Given information>
• • • • • • •

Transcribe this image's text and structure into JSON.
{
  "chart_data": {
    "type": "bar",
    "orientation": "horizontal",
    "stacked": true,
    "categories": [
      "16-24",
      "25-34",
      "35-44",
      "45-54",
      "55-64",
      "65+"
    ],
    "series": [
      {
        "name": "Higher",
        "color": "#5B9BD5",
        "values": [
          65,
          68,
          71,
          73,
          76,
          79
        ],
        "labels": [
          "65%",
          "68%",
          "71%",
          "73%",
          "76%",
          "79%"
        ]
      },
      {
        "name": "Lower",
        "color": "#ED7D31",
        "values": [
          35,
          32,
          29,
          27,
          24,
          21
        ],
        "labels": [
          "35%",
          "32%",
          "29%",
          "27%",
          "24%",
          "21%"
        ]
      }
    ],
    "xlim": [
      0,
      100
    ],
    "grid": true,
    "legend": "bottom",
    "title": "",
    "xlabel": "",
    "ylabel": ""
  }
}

• • • • • • •

Required task>
Could you transcribe the records in full, exactly?

The completed task>
Transcribe this image's text and structure into JSON.
{
  "chart_data": {
    "type": "bar",
    "orientation": "horizontal",
    "stacked": true,
    "categories": [
      "16-24",
      "25-34",
      "35-44",
      "45-54",
      "55-64",
      "65+"
    ],
    "series": [
      {
        "name": "Higher",
        "color": "#5B9BD5",
        "values": [
          65,
          68,
          71,
          73,
          76,
          79
        ],
        "labels": [
          "65%",
          "68%",
          "71%",
          "73%",
          "76%",
          "79%"
        ]
      },
      {
        "name": "Lower",
        "color": "#ED7D31",
        "values": [
          35,
          32,
          29,
          27,
          24,
          21
        ],
        "labels": [
          "35%",
          "32%",
          "29%",
          "27%",
          "24%",
          "21%"
        ]
      }
    ],
    "xlim": [
      0,
      100
    ],
    "grid": true,
    "legend": "bottom",
    "title": "",
    "xlabel": "",
    "ylabel": ""
  }
}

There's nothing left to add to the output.